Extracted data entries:
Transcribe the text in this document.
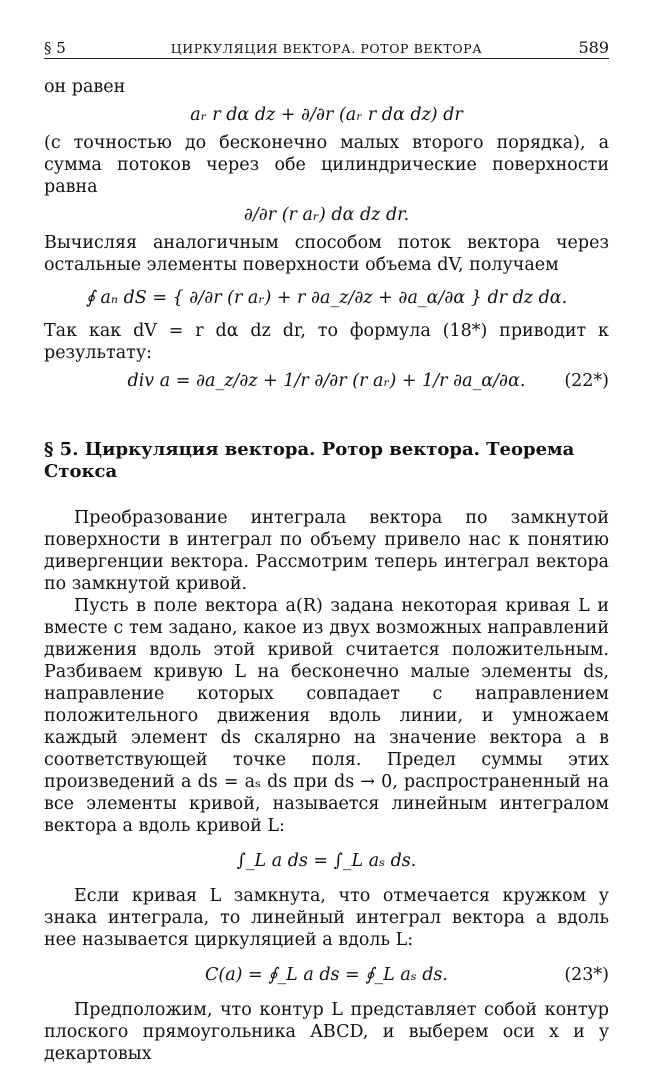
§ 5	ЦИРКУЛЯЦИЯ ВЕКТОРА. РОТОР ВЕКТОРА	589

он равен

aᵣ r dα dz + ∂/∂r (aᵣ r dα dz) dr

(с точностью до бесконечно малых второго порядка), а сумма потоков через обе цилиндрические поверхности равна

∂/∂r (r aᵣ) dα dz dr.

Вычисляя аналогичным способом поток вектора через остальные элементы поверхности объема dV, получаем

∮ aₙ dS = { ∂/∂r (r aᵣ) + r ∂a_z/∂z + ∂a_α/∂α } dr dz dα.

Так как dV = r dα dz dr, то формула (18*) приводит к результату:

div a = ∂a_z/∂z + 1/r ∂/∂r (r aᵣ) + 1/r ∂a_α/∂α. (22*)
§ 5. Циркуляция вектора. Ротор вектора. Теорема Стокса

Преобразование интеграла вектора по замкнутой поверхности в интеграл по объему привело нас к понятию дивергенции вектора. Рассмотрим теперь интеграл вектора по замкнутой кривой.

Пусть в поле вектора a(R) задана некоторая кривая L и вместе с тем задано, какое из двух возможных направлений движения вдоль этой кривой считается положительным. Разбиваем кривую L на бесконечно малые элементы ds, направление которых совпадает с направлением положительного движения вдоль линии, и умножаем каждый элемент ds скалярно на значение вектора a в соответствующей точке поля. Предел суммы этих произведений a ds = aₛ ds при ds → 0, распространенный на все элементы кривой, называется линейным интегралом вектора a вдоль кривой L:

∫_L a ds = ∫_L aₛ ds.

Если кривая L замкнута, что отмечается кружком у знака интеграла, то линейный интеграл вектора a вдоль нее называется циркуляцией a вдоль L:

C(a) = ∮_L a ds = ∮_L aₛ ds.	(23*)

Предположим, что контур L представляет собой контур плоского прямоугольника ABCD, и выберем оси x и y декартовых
---
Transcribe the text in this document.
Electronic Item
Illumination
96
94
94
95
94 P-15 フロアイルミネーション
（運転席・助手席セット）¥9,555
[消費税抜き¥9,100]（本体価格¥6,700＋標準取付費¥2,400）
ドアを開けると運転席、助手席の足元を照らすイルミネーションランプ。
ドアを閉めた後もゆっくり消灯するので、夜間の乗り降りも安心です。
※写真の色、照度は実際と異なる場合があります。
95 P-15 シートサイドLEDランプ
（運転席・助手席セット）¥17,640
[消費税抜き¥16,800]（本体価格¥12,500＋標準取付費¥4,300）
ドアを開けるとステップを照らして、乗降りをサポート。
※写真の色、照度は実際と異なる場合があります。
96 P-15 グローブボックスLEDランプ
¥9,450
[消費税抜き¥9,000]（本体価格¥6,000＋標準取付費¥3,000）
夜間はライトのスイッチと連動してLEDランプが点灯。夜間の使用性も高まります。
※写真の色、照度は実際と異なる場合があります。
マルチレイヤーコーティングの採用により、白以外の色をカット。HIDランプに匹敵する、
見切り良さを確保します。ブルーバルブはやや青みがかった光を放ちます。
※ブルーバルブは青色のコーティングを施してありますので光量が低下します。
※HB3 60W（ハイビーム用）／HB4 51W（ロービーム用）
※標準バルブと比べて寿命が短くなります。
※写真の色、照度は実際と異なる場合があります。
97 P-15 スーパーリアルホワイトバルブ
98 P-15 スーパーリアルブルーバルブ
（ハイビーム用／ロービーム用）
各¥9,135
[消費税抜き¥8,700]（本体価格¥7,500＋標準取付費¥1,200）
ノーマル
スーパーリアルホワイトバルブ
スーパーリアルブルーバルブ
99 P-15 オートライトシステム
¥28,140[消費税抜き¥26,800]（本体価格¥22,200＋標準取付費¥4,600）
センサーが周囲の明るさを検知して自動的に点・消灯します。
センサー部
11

▶ Given request:
Give only the count of lines in which the string "кривой" appears.

▶ In response:
2